▸ **OBJECTIVE**
Every line below that contains "this" is to be copied.

▸ **SUPPLIED ENTRIES**
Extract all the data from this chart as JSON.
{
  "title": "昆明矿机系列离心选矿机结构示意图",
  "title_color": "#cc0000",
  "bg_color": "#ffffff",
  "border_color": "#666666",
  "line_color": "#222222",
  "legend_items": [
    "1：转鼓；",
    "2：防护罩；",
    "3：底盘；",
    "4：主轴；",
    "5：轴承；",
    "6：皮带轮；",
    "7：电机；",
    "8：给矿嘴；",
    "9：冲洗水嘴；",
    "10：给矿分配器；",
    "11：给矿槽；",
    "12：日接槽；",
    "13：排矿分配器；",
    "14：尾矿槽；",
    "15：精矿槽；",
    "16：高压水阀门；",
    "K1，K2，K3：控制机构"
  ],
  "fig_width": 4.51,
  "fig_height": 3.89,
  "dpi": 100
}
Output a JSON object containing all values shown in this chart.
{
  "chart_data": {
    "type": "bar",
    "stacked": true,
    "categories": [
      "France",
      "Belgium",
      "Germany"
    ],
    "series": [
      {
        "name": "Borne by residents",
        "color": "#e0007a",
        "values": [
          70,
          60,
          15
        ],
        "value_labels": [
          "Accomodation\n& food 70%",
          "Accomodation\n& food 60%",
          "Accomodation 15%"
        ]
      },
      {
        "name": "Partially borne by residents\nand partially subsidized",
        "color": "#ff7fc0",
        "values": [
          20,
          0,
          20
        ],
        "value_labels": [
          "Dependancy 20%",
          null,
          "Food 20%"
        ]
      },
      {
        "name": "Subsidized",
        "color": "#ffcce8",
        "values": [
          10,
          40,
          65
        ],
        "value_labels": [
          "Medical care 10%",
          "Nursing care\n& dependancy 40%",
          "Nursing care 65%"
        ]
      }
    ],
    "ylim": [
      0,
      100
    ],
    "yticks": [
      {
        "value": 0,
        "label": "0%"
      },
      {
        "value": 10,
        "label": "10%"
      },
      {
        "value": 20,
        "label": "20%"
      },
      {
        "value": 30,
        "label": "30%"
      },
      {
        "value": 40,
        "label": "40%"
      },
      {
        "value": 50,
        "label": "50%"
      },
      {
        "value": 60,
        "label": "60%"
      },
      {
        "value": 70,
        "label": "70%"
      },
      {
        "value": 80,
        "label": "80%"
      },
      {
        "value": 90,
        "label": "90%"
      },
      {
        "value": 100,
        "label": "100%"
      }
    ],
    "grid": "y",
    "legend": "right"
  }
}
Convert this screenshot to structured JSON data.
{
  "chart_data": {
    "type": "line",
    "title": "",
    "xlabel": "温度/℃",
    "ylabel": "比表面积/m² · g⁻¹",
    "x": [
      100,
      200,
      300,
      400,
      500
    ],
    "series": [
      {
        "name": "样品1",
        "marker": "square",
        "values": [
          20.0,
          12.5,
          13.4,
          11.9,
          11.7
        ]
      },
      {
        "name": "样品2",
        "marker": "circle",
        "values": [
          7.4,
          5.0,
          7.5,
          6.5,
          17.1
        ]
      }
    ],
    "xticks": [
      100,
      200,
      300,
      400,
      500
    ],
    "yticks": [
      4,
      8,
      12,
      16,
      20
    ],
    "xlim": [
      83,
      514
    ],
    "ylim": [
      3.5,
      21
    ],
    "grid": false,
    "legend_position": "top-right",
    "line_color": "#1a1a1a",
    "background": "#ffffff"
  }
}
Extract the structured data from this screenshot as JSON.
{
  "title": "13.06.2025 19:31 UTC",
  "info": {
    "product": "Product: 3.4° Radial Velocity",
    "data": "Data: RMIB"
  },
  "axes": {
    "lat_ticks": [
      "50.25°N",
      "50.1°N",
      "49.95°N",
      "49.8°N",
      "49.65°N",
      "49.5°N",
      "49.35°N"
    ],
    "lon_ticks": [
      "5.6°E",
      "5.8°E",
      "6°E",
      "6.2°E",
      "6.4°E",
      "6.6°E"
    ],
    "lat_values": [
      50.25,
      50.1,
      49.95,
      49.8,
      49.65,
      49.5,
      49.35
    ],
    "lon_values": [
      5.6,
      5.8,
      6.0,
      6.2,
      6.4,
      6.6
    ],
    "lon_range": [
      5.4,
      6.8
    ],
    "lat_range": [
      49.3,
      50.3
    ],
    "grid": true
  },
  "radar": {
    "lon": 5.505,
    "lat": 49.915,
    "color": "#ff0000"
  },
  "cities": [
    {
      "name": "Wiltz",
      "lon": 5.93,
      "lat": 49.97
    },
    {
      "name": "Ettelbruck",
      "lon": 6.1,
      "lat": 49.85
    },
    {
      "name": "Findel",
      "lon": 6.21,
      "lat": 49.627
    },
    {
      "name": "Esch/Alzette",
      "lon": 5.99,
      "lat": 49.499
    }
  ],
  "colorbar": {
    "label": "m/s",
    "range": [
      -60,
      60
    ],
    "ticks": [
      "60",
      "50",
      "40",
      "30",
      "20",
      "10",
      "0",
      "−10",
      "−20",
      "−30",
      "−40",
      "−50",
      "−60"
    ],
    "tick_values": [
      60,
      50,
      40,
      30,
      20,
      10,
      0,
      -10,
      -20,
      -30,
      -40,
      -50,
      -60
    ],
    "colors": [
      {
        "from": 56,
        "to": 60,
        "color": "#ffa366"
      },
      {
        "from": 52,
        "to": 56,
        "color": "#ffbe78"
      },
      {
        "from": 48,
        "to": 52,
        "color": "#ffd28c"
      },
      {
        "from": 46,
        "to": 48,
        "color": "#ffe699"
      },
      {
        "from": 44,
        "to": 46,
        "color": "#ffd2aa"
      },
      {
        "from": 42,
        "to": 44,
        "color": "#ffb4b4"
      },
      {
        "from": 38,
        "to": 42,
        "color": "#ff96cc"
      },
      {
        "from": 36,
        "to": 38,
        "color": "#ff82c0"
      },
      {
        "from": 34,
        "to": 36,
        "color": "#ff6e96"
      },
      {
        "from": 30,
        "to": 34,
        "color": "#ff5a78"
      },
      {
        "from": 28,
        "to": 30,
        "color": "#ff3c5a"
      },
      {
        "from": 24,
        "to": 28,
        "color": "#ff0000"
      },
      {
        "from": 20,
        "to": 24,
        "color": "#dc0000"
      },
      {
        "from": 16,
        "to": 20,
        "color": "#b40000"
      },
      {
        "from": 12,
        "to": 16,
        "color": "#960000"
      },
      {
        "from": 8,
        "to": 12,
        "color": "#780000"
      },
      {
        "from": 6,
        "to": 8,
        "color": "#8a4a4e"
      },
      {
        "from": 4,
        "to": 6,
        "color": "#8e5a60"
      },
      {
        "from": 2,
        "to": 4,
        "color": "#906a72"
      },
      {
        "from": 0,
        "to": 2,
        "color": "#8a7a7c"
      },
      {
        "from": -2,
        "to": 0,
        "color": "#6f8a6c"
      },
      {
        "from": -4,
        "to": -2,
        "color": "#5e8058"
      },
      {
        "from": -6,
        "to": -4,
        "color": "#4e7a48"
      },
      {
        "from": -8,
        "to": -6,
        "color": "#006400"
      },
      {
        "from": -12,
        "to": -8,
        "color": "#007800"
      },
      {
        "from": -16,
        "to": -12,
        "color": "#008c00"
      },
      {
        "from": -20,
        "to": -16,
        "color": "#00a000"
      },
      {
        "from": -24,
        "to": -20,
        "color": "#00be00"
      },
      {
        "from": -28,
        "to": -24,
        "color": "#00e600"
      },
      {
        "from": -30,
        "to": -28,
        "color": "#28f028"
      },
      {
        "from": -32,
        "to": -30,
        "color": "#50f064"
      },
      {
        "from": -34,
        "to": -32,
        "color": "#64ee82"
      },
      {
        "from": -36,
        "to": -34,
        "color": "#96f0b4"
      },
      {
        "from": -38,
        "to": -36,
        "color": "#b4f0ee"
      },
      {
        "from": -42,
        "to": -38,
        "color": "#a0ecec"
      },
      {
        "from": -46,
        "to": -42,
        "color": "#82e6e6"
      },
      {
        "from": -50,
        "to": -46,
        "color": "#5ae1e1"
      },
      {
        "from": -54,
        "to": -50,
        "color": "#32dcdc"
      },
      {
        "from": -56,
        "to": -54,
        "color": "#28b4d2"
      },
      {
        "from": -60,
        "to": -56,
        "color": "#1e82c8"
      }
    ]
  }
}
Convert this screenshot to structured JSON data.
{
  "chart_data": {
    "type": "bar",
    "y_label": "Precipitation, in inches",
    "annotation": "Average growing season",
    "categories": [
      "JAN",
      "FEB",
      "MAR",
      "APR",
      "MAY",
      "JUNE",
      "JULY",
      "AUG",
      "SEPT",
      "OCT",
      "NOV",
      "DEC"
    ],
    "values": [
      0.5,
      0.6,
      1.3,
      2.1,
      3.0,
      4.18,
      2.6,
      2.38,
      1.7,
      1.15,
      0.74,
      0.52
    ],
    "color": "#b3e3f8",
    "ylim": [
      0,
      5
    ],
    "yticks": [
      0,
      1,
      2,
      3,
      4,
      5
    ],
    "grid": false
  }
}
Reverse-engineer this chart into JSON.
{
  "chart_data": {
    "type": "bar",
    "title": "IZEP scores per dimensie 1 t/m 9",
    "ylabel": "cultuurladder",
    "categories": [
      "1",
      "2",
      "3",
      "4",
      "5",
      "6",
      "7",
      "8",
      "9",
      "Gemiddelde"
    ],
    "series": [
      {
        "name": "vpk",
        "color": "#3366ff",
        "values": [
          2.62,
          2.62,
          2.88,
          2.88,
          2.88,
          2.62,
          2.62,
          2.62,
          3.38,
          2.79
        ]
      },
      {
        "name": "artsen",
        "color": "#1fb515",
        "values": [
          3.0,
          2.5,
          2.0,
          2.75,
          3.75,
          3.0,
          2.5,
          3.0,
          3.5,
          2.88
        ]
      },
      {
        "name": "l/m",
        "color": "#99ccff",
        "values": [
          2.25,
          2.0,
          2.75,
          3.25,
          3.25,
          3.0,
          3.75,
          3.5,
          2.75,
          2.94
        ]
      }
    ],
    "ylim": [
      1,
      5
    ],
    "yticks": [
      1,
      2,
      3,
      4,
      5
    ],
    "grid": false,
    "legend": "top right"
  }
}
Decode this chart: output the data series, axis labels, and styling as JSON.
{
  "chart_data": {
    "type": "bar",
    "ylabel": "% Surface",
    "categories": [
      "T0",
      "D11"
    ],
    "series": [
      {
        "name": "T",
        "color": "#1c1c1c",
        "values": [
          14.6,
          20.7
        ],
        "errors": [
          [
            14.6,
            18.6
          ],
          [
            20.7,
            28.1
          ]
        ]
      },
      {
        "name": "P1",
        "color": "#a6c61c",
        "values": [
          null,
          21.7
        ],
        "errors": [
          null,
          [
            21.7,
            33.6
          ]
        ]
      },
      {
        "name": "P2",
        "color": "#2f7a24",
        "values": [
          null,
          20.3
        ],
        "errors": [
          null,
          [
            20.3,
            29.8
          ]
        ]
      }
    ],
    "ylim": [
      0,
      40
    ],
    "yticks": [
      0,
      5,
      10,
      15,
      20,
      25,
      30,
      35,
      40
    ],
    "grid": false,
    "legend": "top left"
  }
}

▸ **REPLY TO THE TASK**
Extract all the data from this chart as JSON.
Output a JSON object containing all values shown in this chart.
Convert this screenshot to structured JSON data.
Extract the structured data from this screenshot as JSON.
Convert this screenshot to structured JSON data.
Reverse-engineer this chart into JSON.
Decode this chart: output the data series, axis labels, and styling as JSON.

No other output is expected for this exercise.